**Set exercise**
Return every line of the records below verbatim, with no pictures in the copy.

**Provided data**
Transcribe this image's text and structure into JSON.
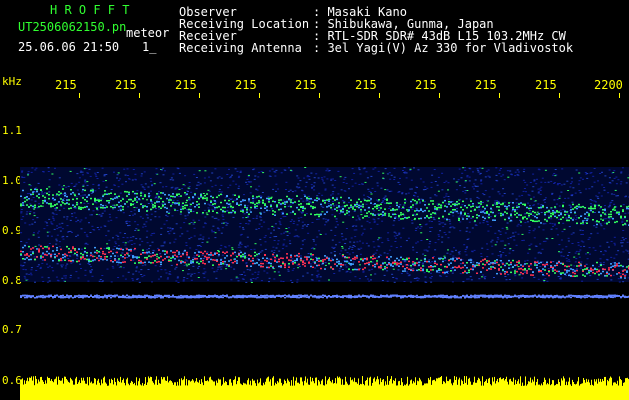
{
  "header": {
    "brand": "H R O F F T",
    "filename": "UT2506062150.pn",
    "mode": "meteor",
    "datetime": "25.06.06 21:50",
    "index": "1_"
  },
  "info": [
    {
      "label": "Observer",
      "value": ": Masaki Kano"
    },
    {
      "label": "Receiving Location",
      "value": ": Shibukawa, Gunma, Japan"
    },
    {
      "label": "Receiver",
      "value": ": RTL-SDR SDR# 43dB L15 103.2MHz CW"
    },
    {
      "label": "Receiving Antenna",
      "value": ": 3el Yagi(V) Az 330 for Vladivostok"
    }
  ],
  "chart_data": {
    "type": "heatmap",
    "x_axis": {
      "unit_label": "",
      "tick_labels": [
        "215",
        "215",
        "215",
        "215",
        "215",
        "215",
        "215",
        "215",
        "215",
        "2200"
      ]
    },
    "y_axis": {
      "unit_label": "kHz",
      "tick_labels": [
        "1.1",
        "1.0",
        "0.9",
        "0.8",
        "0.7",
        "0.6"
      ],
      "range": [
        0.6,
        1.1
      ]
    },
    "bands": [
      {
        "freq_start": 0.99,
        "freq_end": 0.95,
        "intensity": 0.9
      },
      {
        "freq_start": 0.875,
        "freq_end": 0.845,
        "intensity": 1.0
      },
      {
        "freq_start": 0.775,
        "freq_end": 0.77,
        "intensity": 0.5
      }
    ],
    "colors": {
      "background": "#000000",
      "signal_high": "#ff3050",
      "signal_mid": "#30ff60",
      "signal_low": "#1020a0",
      "axis": "#ffff00"
    }
  }
}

**Complete response**
Transcribe this image's text and structure into JSON.
{
  "header": {
    "brand": "H R O F F T",
    "filename": "UT2506062150.pn",
    "mode": "meteor",
    "datetime": "25.06.06 21:50",
    "index": "1_"
  },
  "info": [
    {
      "label": "Observer",
      "value": ": Masaki Kano"
    },
    {
      "label": "Receiving Location",
      "value": ": Shibukawa, Gunma, Japan"
    },
    {
      "label": "Receiver",
      "value": ": RTL-SDR SDR# 43dB L15 103.2MHz CW"
    },
    {
      "label": "Receiving Antenna",
      "value": ": 3el Yagi(V) Az 330 for Vladivostok"
    }
  ],
  "chart_data": {
    "type": "heatmap",
    "x_axis": {
      "unit_label": "",
      "tick_labels": [
        "215",
        "215",
        "215",
        "215",
        "215",
        "215",
        "215",
        "215",
        "215",
        "2200"
      ]
    },
    "y_axis": {
      "unit_label": "kHz",
      "tick_labels": [
        "1.1",
        "1.0",
        "0.9",
        "0.8",
        "0.7",
        "0.6"
      ],
      "range": [
        0.6,
        1.1
      ]
    },
    "bands": [
      {
        "freq_start": 0.99,
        "freq_end": 0.95,
        "intensity": 0.9
      },
      {
        "freq_start": 0.875,
        "freq_end": 0.845,
        "intensity": 1.0
      },
      {
        "freq_start": 0.775,
        "freq_end": 0.77,
        "intensity": 0.5
      }
    ],
    "colors": {
      "background": "#000000",
      "signal_high": "#ff3050",
      "signal_mid": "#30ff60",
      "signal_low": "#1020a0",
      "axis": "#ffff00"
    }
  }
}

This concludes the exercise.